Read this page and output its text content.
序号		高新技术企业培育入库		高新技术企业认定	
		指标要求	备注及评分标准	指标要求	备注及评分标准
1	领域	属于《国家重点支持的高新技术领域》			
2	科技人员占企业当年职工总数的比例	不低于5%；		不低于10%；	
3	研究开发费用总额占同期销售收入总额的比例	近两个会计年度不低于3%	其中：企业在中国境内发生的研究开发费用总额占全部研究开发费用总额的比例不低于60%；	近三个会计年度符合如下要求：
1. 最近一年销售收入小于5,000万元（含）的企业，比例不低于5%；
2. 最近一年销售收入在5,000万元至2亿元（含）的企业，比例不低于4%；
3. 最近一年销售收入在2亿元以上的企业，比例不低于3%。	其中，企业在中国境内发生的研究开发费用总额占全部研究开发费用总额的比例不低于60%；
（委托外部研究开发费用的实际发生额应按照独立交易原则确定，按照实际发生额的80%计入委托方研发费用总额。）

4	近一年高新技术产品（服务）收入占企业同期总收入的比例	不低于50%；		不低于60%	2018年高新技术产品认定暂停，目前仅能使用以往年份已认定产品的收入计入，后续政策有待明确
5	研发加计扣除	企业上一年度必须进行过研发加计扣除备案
****
● **WORK TO BE COMPLETED**
Restate the records, all of them, precisely as written.

● **OUTPUT FOR THIS EXERCISE**
Read this page and output its text content.
序号		高新技术企业培育入库		高新技术企业认定	
		指标要求	备注及评分标准	指标要求	备注及评分标准
1	领域	属于《国家重点支持的高新技术领域》			
2	科技人员占企业当年职工总数的比例	不低于5%；		不低于10%；	
3	研究开发费用总额占同期销售收入总额的比例	近两个会计年度不低于3%	其中：企业在中国境内发生的研究开发费用总额占全部研究开发费用总额的比例不低于60%；	近三个会计年度符合如下要求：
1. 最近一年销售收入小于5,000万元（含）的企业，比例不低于5%；
2. 最近一年销售收入在5,000万元至2亿元（含）的企业，比例不低于4%；
3. 最近一年销售收入在2亿元以上的企业，比例不低于3%。	其中，企业在中国境内发生的研究开发费用总额占全部研究开发费用总额的比例不低于60%；
（委托外部研究开发费用的实际发生额应按照独立交易原则确定，按照实际发生额的80%计入委托方研发费用总额。）

4	近一年高新技术产品（服务）收入占企业同期总收入的比例	不低于50%；		不低于60%	2018年高新技术产品认定暂停，目前仅能使用以往年份已认定产品的收入计入，后续政策有待明确
5	研发加计扣除	企业上一年度必须进行过研发加计扣除备案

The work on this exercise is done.